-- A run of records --
— start —

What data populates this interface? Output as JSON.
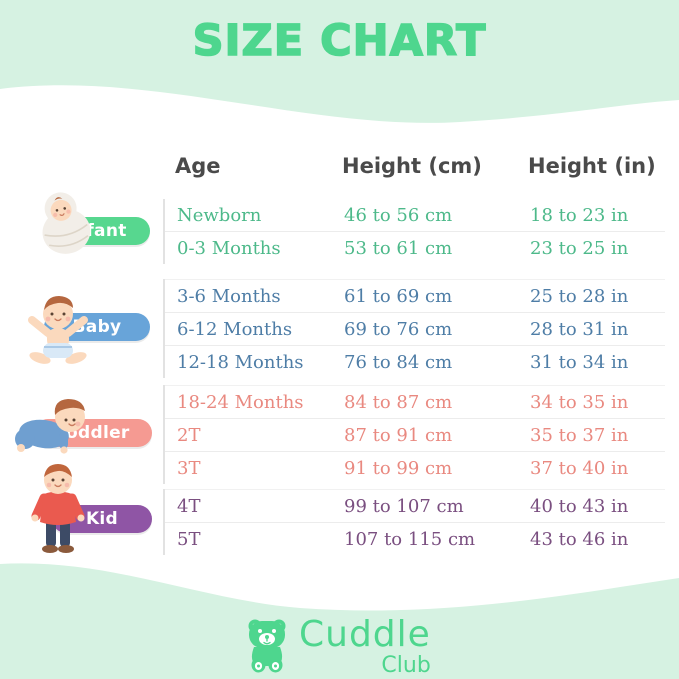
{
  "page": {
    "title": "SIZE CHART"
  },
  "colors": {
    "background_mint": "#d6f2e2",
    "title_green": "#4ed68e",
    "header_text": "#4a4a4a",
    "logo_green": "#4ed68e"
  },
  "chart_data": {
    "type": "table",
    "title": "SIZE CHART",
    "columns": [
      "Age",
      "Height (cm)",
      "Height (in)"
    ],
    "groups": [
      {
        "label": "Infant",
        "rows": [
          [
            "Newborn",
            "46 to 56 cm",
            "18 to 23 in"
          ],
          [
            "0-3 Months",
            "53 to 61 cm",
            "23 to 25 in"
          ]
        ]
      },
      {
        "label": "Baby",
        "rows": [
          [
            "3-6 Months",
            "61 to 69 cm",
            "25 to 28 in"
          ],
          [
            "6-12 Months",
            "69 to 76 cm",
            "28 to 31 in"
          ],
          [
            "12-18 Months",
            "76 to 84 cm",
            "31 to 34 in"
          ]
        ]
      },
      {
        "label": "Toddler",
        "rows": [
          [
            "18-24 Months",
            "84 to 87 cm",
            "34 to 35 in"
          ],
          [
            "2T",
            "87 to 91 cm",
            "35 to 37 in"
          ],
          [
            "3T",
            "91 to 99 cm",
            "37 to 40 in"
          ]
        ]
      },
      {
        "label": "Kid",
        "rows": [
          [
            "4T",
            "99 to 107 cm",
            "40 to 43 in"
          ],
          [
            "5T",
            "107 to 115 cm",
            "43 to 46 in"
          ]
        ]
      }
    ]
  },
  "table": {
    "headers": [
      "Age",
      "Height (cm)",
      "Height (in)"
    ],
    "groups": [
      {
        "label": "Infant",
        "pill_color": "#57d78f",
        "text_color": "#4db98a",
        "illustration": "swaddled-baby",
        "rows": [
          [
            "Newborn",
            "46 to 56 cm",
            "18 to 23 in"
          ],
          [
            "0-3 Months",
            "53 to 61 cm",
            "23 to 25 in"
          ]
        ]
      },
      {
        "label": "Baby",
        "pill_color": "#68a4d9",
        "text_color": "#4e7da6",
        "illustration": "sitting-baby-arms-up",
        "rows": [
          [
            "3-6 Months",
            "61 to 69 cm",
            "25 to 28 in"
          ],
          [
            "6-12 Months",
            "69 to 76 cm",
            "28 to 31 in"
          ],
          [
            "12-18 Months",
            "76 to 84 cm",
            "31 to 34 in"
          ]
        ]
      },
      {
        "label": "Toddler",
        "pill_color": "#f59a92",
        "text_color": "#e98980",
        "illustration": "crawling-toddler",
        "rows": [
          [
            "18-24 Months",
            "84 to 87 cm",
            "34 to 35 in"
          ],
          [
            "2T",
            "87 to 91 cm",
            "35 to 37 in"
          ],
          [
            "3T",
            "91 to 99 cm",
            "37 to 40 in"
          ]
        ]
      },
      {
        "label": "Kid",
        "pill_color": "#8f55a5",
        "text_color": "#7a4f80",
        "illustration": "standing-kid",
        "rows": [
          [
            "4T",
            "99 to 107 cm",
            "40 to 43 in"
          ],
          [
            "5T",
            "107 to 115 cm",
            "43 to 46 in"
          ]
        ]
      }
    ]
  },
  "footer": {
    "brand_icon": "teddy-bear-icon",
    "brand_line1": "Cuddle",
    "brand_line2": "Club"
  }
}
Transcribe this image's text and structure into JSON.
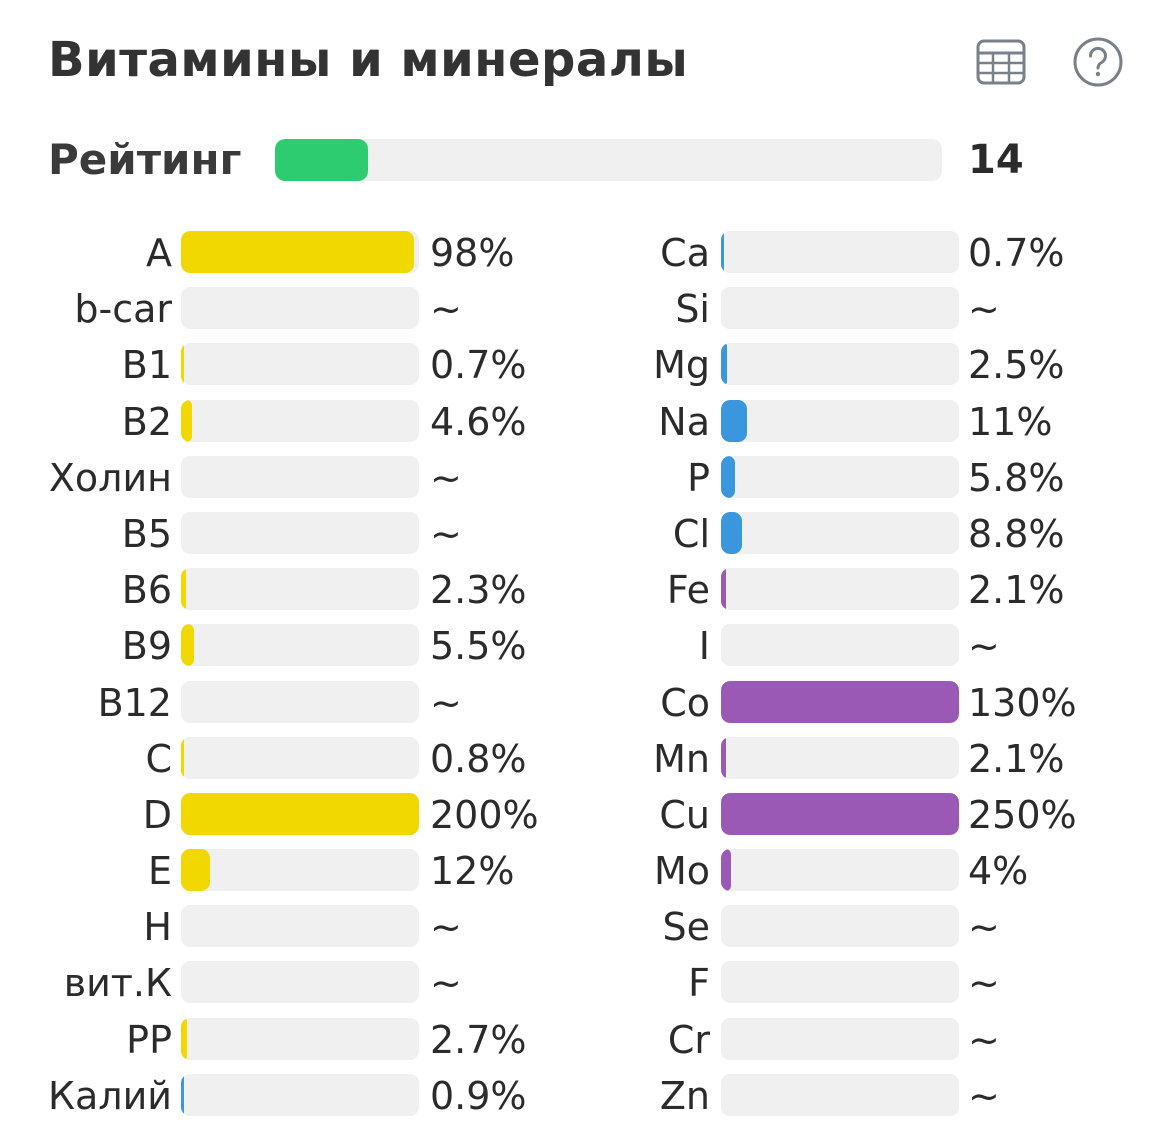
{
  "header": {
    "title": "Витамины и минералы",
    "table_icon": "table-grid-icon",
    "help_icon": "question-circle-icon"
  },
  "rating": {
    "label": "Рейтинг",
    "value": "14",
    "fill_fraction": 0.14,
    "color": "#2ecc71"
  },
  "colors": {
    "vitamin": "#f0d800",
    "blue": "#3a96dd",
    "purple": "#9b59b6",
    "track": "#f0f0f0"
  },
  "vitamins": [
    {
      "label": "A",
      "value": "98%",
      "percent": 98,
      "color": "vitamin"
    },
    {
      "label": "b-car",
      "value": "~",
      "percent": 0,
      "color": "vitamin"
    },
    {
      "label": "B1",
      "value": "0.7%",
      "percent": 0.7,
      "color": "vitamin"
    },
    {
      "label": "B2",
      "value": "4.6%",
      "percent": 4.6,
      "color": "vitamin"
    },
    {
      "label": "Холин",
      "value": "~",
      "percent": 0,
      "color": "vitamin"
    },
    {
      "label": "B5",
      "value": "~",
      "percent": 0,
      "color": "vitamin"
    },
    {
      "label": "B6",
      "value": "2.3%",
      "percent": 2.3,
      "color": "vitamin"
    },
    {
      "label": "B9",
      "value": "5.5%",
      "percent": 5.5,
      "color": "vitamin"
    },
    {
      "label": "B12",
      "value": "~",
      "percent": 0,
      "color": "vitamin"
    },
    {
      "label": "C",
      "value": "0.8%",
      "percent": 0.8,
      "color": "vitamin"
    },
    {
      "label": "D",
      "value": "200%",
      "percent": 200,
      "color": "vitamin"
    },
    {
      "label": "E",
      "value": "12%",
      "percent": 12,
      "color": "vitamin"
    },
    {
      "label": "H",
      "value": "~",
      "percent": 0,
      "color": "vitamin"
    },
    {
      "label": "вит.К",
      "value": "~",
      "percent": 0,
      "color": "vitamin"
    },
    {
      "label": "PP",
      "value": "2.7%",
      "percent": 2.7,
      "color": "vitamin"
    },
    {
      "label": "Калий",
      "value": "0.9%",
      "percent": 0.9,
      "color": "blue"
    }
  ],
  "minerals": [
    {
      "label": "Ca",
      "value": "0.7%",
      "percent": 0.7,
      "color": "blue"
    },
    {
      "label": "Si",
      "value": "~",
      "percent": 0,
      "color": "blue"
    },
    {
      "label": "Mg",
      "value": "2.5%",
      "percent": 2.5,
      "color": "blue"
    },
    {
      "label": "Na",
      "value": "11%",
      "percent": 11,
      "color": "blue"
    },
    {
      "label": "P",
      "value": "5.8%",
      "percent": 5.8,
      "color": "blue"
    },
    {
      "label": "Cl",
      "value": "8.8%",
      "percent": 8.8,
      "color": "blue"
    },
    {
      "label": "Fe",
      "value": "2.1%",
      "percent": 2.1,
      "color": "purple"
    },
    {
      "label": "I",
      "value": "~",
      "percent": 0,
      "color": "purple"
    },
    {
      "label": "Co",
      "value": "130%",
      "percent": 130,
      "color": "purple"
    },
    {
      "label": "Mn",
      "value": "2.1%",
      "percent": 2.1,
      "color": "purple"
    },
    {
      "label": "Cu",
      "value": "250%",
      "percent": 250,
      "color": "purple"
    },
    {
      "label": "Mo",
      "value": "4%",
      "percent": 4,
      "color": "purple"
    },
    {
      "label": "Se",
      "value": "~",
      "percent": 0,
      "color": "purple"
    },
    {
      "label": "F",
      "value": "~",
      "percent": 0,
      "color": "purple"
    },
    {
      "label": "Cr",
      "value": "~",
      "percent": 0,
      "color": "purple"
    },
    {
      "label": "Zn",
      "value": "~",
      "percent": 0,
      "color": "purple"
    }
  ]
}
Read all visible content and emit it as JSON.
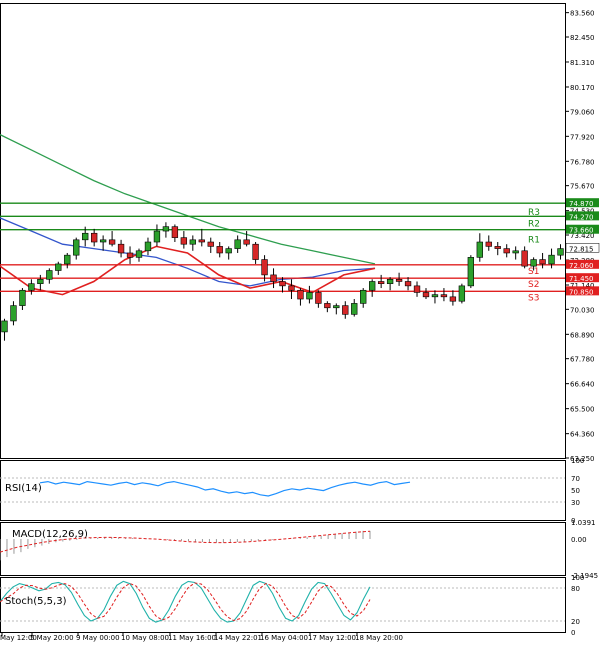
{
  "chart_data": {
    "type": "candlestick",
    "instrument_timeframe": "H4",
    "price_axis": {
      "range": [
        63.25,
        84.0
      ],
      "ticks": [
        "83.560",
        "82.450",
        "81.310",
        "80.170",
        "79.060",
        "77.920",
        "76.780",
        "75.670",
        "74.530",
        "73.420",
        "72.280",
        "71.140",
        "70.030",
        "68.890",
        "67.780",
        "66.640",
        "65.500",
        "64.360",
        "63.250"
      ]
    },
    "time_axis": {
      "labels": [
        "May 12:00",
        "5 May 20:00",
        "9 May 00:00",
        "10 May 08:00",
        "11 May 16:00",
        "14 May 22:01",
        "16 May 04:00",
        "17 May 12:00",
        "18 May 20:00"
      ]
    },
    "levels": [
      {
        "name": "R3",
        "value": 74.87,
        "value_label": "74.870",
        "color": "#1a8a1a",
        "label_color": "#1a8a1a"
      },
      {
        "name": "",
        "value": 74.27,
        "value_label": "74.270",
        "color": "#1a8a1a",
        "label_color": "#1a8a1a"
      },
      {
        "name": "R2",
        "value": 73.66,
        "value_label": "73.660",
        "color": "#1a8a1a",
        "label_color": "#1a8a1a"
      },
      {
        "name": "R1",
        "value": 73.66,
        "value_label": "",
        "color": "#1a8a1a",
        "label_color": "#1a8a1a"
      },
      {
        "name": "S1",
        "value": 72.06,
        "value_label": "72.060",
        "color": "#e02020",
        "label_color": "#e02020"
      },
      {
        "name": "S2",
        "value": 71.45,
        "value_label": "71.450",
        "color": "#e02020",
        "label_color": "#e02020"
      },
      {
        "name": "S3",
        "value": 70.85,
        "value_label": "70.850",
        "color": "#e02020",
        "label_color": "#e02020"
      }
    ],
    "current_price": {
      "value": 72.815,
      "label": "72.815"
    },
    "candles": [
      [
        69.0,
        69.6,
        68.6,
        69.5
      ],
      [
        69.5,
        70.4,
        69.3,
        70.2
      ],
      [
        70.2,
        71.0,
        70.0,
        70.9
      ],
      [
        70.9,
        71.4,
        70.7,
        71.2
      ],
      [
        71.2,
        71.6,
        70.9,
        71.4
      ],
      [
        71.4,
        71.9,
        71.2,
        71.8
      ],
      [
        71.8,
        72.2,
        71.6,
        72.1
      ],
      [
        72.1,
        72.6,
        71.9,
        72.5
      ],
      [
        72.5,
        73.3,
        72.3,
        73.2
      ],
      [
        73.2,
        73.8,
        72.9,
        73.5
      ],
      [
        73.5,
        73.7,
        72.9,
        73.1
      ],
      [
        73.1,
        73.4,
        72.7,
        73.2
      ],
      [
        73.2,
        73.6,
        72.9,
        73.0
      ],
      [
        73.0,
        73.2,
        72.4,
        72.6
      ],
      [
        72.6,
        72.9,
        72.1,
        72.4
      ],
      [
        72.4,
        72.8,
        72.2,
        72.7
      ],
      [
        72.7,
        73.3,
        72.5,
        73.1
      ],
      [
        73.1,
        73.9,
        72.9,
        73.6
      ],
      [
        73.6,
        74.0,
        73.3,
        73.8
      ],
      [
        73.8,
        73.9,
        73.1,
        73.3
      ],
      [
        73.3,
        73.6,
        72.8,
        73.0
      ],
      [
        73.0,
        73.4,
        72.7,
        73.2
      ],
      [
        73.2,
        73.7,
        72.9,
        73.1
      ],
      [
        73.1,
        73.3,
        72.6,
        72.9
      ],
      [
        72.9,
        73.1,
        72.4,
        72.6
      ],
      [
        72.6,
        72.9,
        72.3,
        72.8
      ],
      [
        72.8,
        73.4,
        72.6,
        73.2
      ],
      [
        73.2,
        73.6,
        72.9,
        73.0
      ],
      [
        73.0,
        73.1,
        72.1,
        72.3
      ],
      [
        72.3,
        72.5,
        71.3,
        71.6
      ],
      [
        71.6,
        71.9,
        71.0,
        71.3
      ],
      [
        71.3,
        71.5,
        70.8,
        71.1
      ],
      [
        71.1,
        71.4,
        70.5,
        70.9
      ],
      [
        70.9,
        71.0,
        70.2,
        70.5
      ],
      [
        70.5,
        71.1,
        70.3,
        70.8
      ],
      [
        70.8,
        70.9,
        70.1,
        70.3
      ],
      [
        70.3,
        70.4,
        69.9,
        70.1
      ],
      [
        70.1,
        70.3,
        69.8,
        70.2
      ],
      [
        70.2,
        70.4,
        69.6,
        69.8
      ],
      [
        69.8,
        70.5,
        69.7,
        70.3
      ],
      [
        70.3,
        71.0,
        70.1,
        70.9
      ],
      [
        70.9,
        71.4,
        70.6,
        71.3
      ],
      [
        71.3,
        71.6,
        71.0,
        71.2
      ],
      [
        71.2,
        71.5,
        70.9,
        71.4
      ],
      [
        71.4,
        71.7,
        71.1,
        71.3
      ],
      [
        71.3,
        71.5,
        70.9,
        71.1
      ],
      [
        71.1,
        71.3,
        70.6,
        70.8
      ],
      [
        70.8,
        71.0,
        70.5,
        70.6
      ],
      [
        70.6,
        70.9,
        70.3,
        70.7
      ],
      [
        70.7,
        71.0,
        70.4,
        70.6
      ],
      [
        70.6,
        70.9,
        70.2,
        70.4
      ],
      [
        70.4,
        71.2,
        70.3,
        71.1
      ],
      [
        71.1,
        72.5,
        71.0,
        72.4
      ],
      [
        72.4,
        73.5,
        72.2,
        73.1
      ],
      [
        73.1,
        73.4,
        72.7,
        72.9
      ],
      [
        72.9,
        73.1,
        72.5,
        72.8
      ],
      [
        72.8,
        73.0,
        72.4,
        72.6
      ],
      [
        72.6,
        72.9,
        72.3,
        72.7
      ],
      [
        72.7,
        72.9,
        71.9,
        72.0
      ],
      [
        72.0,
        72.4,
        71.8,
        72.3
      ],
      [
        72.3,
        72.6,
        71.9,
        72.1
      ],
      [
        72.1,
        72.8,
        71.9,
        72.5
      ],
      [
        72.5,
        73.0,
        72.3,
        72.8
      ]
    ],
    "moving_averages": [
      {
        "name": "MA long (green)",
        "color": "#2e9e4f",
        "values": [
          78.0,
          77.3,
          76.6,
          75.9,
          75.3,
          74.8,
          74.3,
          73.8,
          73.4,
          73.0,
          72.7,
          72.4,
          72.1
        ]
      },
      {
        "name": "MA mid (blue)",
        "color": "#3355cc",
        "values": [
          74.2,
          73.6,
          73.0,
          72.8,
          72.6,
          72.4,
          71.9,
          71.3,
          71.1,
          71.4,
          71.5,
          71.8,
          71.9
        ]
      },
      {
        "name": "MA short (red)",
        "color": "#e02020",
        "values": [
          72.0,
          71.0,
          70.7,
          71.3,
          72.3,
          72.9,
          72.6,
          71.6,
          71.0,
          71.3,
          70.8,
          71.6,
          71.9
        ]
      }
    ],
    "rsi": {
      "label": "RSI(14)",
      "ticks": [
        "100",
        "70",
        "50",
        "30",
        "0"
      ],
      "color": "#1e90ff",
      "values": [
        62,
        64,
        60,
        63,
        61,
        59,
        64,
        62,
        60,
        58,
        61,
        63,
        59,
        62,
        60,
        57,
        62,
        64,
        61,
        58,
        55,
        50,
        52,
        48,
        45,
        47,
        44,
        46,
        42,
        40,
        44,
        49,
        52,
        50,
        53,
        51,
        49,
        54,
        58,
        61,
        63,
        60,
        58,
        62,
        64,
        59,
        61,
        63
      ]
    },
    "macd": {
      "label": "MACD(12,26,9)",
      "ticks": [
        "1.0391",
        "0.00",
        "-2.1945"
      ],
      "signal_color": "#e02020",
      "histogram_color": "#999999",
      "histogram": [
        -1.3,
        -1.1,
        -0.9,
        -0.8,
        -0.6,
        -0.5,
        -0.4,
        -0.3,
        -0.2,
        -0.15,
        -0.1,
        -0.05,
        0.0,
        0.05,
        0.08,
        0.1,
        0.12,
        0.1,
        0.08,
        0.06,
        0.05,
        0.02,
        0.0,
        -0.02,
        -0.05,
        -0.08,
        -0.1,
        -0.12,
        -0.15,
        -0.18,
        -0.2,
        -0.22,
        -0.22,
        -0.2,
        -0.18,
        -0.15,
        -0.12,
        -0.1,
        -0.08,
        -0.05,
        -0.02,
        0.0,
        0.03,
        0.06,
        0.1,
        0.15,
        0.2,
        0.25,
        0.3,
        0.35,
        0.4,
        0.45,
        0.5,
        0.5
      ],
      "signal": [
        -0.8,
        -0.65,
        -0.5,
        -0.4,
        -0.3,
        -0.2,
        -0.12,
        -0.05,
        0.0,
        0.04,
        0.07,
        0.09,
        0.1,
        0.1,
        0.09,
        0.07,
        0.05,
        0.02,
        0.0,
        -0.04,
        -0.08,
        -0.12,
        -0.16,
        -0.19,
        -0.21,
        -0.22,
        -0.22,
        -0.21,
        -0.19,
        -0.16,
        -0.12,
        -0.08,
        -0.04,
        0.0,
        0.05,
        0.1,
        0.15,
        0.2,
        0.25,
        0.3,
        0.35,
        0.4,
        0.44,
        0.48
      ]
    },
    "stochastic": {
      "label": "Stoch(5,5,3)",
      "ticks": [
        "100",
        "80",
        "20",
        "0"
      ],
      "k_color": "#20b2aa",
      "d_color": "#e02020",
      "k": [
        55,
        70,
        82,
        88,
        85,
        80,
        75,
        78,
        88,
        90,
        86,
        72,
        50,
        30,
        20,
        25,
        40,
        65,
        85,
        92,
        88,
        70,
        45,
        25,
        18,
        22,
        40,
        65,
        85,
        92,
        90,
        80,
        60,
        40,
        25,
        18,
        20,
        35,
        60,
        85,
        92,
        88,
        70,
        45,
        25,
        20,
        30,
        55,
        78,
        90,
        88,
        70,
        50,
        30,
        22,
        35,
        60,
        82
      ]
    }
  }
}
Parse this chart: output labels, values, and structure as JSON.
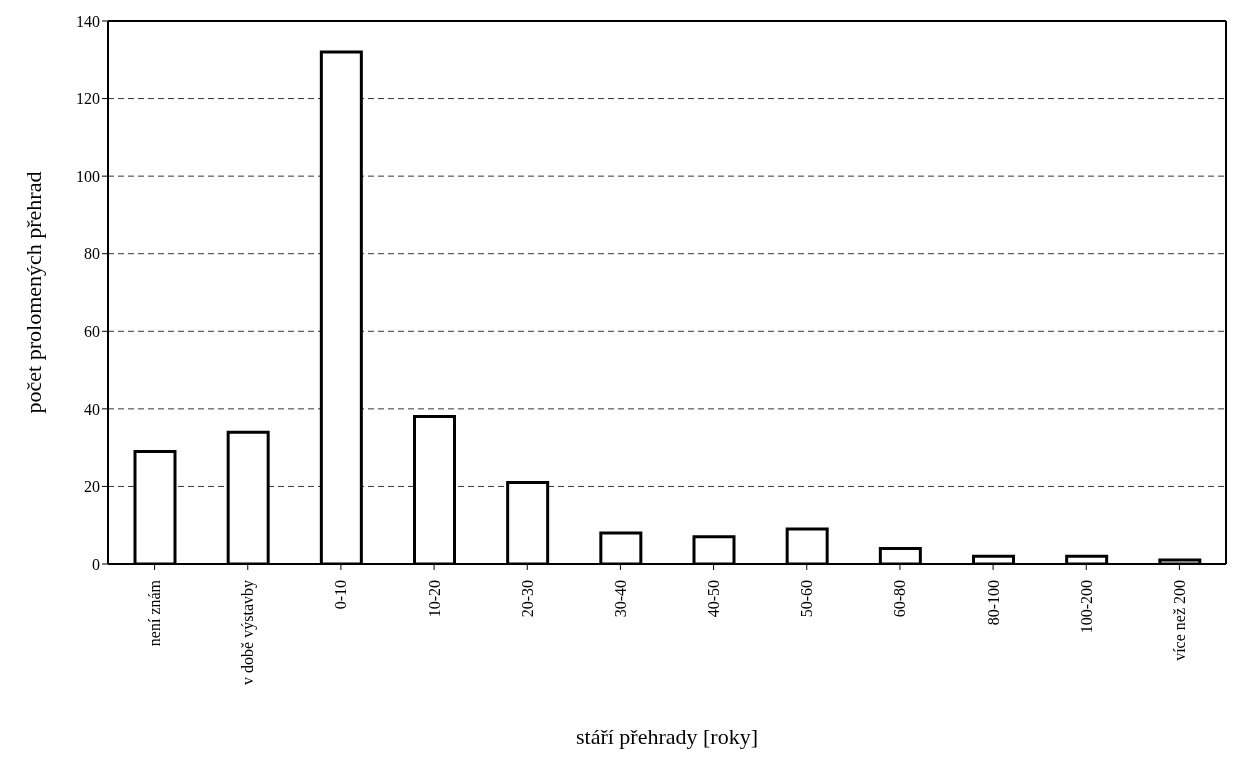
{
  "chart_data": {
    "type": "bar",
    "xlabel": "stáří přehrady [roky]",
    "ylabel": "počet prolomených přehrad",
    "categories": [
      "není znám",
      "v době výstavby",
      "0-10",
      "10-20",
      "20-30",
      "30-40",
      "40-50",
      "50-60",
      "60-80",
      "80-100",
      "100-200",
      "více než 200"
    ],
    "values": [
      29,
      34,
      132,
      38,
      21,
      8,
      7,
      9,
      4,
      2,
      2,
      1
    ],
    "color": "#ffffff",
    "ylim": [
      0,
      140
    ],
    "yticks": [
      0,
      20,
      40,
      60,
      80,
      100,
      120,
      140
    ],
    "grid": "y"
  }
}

— end —

-- Request --
Say how many lines in the listing above include "this". Give nothing but the number.

-- Response below --
3